DATASET ROWS -
^^^^

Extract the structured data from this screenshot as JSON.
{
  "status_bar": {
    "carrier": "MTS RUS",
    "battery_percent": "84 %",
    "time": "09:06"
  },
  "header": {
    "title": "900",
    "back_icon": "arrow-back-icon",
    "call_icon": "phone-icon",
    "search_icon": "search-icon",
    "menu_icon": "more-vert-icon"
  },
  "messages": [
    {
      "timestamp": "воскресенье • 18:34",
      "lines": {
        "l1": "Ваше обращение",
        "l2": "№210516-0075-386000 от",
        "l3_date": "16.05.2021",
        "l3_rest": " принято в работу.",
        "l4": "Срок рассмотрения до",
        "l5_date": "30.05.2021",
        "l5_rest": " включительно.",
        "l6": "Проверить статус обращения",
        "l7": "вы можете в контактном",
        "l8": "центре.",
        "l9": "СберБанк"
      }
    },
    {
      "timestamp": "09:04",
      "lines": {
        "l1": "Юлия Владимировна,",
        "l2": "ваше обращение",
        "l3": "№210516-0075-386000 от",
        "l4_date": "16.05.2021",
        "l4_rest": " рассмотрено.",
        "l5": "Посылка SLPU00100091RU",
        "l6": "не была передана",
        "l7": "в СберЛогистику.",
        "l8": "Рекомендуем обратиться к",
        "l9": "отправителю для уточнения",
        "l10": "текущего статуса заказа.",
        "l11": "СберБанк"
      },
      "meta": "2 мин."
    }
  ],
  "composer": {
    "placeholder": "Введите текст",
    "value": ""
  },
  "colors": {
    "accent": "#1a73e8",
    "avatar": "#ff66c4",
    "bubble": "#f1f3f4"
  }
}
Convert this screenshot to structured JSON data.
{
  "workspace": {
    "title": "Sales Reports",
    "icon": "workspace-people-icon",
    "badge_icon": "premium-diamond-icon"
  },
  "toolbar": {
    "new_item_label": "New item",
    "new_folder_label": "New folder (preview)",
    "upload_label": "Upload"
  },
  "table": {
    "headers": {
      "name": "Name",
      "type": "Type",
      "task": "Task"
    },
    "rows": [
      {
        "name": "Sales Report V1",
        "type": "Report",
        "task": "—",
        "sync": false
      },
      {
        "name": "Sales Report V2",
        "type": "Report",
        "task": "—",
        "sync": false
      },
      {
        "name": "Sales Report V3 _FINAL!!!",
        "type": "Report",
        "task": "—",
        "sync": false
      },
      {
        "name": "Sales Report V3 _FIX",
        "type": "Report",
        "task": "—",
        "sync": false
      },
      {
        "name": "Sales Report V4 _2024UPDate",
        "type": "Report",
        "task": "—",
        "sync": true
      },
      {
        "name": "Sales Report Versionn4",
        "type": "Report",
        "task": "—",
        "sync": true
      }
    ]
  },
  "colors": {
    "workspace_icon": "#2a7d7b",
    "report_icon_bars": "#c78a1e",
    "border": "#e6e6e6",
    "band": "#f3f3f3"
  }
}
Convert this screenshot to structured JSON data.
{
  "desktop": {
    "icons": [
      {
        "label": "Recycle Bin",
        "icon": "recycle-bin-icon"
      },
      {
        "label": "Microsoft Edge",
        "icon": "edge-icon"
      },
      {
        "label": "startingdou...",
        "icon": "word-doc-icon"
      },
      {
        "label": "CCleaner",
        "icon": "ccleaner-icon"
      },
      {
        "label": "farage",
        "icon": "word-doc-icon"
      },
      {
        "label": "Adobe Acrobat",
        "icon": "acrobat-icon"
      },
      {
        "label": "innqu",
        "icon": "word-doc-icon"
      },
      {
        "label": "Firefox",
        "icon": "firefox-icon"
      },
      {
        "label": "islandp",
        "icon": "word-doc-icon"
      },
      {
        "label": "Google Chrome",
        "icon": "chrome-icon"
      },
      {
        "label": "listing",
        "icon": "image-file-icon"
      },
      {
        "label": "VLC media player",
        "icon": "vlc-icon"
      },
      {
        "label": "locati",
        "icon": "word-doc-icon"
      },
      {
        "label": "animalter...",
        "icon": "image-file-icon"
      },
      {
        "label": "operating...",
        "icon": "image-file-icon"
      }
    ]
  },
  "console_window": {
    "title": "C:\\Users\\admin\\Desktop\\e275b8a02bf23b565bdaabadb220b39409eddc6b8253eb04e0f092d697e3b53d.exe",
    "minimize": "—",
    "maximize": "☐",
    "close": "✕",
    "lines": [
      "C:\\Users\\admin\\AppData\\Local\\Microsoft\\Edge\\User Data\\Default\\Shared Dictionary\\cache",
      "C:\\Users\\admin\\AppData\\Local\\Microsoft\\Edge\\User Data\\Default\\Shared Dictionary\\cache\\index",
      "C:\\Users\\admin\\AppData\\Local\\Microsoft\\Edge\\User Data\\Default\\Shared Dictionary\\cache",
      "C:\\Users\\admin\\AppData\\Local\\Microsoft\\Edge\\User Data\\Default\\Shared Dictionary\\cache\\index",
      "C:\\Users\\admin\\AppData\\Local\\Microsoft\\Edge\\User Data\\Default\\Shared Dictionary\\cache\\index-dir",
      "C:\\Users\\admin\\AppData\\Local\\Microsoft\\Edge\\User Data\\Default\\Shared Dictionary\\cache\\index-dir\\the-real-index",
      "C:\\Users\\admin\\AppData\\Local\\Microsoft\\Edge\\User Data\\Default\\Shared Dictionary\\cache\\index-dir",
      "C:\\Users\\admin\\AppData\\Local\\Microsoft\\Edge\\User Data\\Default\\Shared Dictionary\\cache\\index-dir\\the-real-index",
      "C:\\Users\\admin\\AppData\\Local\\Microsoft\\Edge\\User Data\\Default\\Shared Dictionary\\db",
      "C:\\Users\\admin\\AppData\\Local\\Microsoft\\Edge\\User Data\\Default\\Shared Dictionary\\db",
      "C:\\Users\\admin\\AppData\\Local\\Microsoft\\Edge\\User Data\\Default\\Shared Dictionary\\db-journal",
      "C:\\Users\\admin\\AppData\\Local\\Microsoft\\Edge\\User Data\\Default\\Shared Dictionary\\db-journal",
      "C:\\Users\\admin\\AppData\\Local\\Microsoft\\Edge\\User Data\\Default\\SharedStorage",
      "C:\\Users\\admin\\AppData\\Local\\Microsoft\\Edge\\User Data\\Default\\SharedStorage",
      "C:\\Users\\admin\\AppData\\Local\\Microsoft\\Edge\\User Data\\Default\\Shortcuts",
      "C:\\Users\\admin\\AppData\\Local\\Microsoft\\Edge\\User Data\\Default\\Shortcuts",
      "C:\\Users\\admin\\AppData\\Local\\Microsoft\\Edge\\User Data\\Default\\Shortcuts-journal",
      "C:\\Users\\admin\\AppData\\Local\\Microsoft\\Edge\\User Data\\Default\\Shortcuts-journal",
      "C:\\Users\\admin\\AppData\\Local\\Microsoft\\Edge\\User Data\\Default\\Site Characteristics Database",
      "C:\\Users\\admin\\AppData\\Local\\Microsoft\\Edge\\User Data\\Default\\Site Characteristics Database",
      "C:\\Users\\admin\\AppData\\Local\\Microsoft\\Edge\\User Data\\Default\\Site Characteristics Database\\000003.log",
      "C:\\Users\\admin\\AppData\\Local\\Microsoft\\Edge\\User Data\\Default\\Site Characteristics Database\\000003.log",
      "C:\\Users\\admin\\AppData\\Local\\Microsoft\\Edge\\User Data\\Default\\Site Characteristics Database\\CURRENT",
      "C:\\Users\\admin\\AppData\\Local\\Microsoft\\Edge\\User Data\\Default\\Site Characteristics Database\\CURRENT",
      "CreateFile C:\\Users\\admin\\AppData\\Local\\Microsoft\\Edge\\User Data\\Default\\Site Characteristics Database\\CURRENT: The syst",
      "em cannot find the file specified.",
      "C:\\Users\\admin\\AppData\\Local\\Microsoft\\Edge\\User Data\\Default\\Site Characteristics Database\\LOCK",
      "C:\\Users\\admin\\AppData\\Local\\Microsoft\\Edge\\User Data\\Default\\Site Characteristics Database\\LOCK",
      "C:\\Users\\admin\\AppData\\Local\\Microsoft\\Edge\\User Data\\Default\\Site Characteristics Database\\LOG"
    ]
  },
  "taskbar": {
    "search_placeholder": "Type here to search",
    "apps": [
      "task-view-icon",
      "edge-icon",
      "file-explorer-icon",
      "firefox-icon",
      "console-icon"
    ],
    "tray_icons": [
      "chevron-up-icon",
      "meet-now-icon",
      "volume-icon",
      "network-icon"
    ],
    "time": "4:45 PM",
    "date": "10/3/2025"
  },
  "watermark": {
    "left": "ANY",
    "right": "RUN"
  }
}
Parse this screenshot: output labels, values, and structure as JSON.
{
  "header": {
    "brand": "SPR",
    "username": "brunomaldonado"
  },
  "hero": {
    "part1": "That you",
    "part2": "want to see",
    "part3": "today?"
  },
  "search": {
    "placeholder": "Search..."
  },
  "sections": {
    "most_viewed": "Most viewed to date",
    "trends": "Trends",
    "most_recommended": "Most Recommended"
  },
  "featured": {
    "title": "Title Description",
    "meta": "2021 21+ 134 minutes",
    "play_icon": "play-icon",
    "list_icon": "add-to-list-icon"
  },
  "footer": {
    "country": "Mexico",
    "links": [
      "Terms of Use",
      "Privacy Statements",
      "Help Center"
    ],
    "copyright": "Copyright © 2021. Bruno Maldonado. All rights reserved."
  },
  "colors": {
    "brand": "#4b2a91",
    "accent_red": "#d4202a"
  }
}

^^^^

WRITTEN TASK - Gather each line of the listing containing the word "JSON" and show it.

RESULT -
Extract the structured data from this screenshot as JSON.
Convert this screenshot to structured JSON data.
Convert this screenshot to structured JSON data.
Parse this screenshot: output labels, values, and structure as JSON.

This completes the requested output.